- Work to be completed -
Go through the records and give each one again exactly.

- Information supplied -
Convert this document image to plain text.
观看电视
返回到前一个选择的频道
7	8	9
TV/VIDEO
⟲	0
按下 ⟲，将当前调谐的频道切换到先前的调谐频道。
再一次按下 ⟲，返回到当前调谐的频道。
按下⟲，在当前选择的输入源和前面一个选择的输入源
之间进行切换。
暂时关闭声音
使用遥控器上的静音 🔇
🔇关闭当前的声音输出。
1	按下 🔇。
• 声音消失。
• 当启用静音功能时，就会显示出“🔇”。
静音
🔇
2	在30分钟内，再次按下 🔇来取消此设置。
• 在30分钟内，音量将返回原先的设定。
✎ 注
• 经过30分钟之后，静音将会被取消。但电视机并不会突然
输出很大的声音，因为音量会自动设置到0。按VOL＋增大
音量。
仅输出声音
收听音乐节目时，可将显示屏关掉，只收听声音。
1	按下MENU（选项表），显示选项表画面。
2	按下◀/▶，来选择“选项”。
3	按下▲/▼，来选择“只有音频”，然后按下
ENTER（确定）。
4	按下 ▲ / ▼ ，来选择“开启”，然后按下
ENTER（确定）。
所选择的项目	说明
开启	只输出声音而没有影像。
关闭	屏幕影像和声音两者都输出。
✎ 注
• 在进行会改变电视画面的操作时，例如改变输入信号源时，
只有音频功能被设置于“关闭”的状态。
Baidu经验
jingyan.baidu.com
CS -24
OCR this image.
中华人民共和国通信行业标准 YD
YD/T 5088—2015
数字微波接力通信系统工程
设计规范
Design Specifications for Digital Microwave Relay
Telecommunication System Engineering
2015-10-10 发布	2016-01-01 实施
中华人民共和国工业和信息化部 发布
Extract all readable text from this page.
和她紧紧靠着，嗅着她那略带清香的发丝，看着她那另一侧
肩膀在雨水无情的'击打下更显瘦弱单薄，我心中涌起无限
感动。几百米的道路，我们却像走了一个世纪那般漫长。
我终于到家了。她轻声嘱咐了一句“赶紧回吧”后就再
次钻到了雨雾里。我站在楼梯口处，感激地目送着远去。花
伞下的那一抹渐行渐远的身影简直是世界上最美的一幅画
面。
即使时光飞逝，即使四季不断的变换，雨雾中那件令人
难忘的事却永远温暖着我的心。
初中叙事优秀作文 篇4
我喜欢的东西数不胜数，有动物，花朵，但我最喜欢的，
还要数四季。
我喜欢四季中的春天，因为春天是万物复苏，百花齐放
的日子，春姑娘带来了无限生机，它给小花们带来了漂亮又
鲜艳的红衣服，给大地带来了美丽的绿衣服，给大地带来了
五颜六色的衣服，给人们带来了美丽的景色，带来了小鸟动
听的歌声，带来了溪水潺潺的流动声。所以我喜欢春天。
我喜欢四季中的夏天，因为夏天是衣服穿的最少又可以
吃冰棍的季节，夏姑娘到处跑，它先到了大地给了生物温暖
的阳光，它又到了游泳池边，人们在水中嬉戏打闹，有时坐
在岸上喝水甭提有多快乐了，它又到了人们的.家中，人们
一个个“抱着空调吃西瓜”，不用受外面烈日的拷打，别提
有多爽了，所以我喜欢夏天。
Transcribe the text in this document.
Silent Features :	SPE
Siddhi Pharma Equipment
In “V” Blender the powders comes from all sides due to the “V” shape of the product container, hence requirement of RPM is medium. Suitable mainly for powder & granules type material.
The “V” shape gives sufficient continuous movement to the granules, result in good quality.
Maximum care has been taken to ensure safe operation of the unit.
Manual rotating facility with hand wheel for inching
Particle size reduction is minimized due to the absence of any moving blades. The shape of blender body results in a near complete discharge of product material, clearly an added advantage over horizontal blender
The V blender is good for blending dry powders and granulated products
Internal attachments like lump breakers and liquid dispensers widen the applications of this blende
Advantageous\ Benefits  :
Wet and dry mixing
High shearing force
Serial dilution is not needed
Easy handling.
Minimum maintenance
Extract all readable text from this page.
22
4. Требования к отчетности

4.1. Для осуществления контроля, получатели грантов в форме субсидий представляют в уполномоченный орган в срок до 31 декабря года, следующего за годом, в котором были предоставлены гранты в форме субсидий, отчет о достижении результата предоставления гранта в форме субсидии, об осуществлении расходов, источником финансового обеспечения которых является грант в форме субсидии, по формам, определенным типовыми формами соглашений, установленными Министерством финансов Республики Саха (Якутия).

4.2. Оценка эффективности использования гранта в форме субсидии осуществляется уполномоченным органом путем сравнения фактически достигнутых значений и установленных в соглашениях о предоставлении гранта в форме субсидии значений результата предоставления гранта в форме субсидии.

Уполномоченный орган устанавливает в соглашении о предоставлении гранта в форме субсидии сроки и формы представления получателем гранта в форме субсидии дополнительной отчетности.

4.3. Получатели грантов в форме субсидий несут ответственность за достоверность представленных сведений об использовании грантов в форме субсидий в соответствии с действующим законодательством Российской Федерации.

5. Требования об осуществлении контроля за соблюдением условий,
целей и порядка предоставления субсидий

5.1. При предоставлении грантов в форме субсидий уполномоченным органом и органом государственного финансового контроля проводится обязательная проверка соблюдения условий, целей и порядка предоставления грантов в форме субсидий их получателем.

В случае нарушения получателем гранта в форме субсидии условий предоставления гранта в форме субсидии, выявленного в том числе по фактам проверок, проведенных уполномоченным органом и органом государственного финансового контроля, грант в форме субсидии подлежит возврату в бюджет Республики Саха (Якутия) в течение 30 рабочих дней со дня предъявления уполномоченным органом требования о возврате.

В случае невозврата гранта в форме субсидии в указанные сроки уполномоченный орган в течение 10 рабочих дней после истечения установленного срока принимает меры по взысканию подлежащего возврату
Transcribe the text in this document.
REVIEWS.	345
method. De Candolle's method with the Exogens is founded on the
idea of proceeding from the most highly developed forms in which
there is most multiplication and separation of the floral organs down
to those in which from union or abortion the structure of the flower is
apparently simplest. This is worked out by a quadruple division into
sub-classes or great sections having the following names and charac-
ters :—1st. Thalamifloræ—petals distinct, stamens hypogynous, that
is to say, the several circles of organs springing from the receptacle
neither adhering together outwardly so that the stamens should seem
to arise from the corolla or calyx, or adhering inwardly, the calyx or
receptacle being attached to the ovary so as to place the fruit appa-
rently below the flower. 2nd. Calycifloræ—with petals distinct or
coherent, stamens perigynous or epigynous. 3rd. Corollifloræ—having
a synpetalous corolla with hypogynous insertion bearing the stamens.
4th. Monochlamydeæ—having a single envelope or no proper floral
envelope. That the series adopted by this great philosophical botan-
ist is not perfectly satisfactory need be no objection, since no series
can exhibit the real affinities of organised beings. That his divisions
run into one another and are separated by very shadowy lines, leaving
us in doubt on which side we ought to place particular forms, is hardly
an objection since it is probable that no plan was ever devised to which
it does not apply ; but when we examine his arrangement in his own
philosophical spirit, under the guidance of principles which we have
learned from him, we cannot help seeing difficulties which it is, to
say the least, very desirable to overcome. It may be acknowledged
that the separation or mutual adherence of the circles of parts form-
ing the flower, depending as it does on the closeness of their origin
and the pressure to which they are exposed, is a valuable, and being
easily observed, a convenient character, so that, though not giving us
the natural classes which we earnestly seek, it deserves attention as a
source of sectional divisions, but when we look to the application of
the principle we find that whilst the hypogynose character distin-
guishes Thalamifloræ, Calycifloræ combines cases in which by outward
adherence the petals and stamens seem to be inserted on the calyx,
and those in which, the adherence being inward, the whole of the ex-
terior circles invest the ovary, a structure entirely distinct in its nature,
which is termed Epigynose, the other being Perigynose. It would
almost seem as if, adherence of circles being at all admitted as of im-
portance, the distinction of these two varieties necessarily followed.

- Solution -
Convert this document image to plain text.
观看电视
返回到前一个选择的频道
7	8	9
TV/VIDEO
⟲	0
按下 ⟲，将当前调谐的频道切换到先前的调谐频道。
再一次按下 ⟲，返回到当前调谐的频道。
按下⟲，在当前选择的输入源和前面一个选择的输入源
之间进行切换。
暂时关闭声音
使用遥控器上的静音 🔇
🔇关闭当前的声音输出。
1	按下 🔇。
• 声音消失。
• 当启用静音功能时，就会显示出“🔇”。
静音
🔇
2	在30分钟内，再次按下 🔇来取消此设置。
• 在30分钟内，音量将返回原先的设定。
✎ 注
• 经过30分钟之后，静音将会被取消。但电视机并不会突然
输出很大的声音，因为音量会自动设置到0。按VOL＋增大
音量。
仅输出声音
收听音乐节目时，可将显示屏关掉，只收听声音。
1	按下MENU（选项表），显示选项表画面。
2	按下◀/▶，来选择“选项”。
3	按下▲/▼，来选择“只有音频”，然后按下
ENTER（确定）。
4	按下 ▲ / ▼ ，来选择“开启”，然后按下
ENTER（确定）。
所选择的项目	说明
开启	只输出声音而没有影像。
关闭	屏幕影像和声音两者都输出。
✎ 注
• 在进行会改变电视画面的操作时，例如改变输入信号源时，
只有音频功能被设置于“关闭”的状态。
Baidu经验
jingyan.baidu.com
CS -24
OCR this image.
中华人民共和国通信行业标准 YD
YD/T 5088—2015
数字微波接力通信系统工程
设计规范
Design Specifications for Digital Microwave Relay
Telecommunication System Engineering
2015-10-10 发布	2016-01-01 实施
中华人民共和国工业和信息化部 发布
Extract all readable text from this page.
和她紧紧靠着，嗅着她那略带清香的发丝，看着她那另一侧
肩膀在雨水无情的'击打下更显瘦弱单薄，我心中涌起无限
感动。几百米的道路，我们却像走了一个世纪那般漫长。
我终于到家了。她轻声嘱咐了一句“赶紧回吧”后就再
次钻到了雨雾里。我站在楼梯口处，感激地目送着远去。花
伞下的那一抹渐行渐远的身影简直是世界上最美的一幅画
面。
即使时光飞逝，即使四季不断的变换，雨雾中那件令人
难忘的事却永远温暖着我的心。
初中叙事优秀作文 篇4
我喜欢的东西数不胜数，有动物，花朵，但我最喜欢的，
还要数四季。
我喜欢四季中的春天，因为春天是万物复苏，百花齐放
的日子，春姑娘带来了无限生机，它给小花们带来了漂亮又
鲜艳的红衣服，给大地带来了美丽的绿衣服，给大地带来了
五颜六色的衣服，给人们带来了美丽的景色，带来了小鸟动
听的歌声，带来了溪水潺潺的流动声。所以我喜欢春天。
我喜欢四季中的夏天，因为夏天是衣服穿的最少又可以
吃冰棍的季节，夏姑娘到处跑，它先到了大地给了生物温暖
的阳光，它又到了游泳池边，人们在水中嬉戏打闹，有时坐
在岸上喝水甭提有多快乐了，它又到了人们的.家中，人们
一个个“抱着空调吃西瓜”，不用受外面烈日的拷打，别提
有多爽了，所以我喜欢夏天。
Transcribe the text in this document.
Silent Features :	SPE
Siddhi Pharma Equipment
In “V” Blender the powders comes from all sides due to the “V” shape of the product container, hence requirement of RPM is medium. Suitable mainly for powder & granules type material.
The “V” shape gives sufficient continuous movement to the granules, result in good quality.
Maximum care has been taken to ensure safe operation of the unit.
Manual rotating facility with hand wheel for inching
Particle size reduction is minimized due to the absence of any moving blades. The shape of blender body results in a near complete discharge of product material, clearly an added advantage over horizontal blender
The V blender is good for blending dry powders and granulated products
Internal attachments like lump breakers and liquid dispensers widen the applications of this blende
Advantageous\ Benefits  :
Wet and dry mixing
High shearing force
Serial dilution is not needed
Easy handling.
Minimum maintenance
Extract all readable text from this page.
22
4. Требования к отчетности

4.1. Для осуществления контроля, получатели грантов в форме субсидий представляют в уполномоченный орган в срок до 31 декабря года, следующего за годом, в котором были предоставлены гранты в форме субсидий, отчет о достижении результата предоставления гранта в форме субсидии, об осуществлении расходов, источником финансового обеспечения которых является грант в форме субсидии, по формам, определенным типовыми формами соглашений, установленными Министерством финансов Республики Саха (Якутия).

4.2. Оценка эффективности использования гранта в форме субсидии осуществляется уполномоченным органом путем сравнения фактически достигнутых значений и установленных в соглашениях о предоставлении гранта в форме субсидии значений результата предоставления гранта в форме субсидии.

Уполномоченный орган устанавливает в соглашении о предоставлении гранта в форме субсидии сроки и формы представления получателем гранта в форме субсидии дополнительной отчетности.

4.3. Получатели грантов в форме субсидий несут ответственность за достоверность представленных сведений об использовании грантов в форме субсидий в соответствии с действующим законодательством Российской Федерации.

5. Требования об осуществлении контроля за соблюдением условий,
целей и порядка предоставления субсидий

5.1. При предоставлении грантов в форме субсидий уполномоченным органом и органом государственного финансового контроля проводится обязательная проверка соблюдения условий, целей и порядка предоставления грантов в форме субсидий их получателем.

В случае нарушения получателем гранта в форме субсидии условий предоставления гранта в форме субсидии, выявленного в том числе по фактам проверок, проведенных уполномоченным органом и органом государственного финансового контроля, грант в форме субсидии подлежит возврату в бюджет Республики Саха (Якутия) в течение 30 рабочих дней со дня предъявления уполномоченным органом требования о возврате.

В случае невозврата гранта в форме субсидии в указанные сроки уполномоченный орган в течение 10 рабочих дней после истечения установленного срока принимает меры по взысканию подлежащего возврату
Transcribe the text in this document.
REVIEWS.	345
method. De Candolle's method with the Exogens is founded on the
idea of proceeding from the most highly developed forms in which
there is most multiplication and separation of the floral organs down
to those in which from union or abortion the structure of the flower is
apparently simplest. This is worked out by a quadruple division into
sub-classes or great sections having the following names and charac-
ters :—1st. Thalamifloræ—petals distinct, stamens hypogynous, that
is to say, the several circles of organs springing from the receptacle
neither adhering together outwardly so that the stamens should seem
to arise from the corolla or calyx, or adhering inwardly, the calyx or
receptacle being attached to the ovary so as to place the fruit appa-
rently below the flower. 2nd. Calycifloræ—with petals distinct or
coherent, stamens perigynous or epigynous. 3rd. Corollifloræ—having
a synpetalous corolla with hypogynous insertion bearing the stamens.
4th. Monochlamydeæ—having a single envelope or no proper floral
envelope. That the series adopted by this great philosophical botan-
ist is not perfectly satisfactory need be no objection, since no series
can exhibit the real affinities of organised beings. That his divisions
run into one another and are separated by very shadowy lines, leaving
us in doubt on which side we ought to place particular forms, is hardly
an objection since it is probable that no plan was ever devised to which
it does not apply ; but when we examine his arrangement in his own
philosophical spirit, under the guidance of principles which we have
learned from him, we cannot help seeing difficulties which it is, to
say the least, very desirable to overcome. It may be acknowledged
that the separation or mutual adherence of the circles of parts form-
ing the flower, depending as it does on the closeness of their origin
and the pressure to which they are exposed, is a valuable, and being
easily observed, a convenient character, so that, though not giving us
the natural classes which we earnestly seek, it deserves attention as a
source of sectional divisions, but when we look to the application of
the principle we find that whilst the hypogynose character distin-
guishes Thalamifloræ, Calycifloræ combines cases in which by outward
adherence the petals and stamens seem to be inserted on the calyx,
and those in which, the adherence being inward, the whole of the ex-
terior circles invest the ovary, a structure entirely distinct in its nature,
which is termed Epigynose, the other being Perigynose. It would
almost seem as if, adherence of circles being at all admitted as of im-
portance, the distinction of these two varieties necessarily followed.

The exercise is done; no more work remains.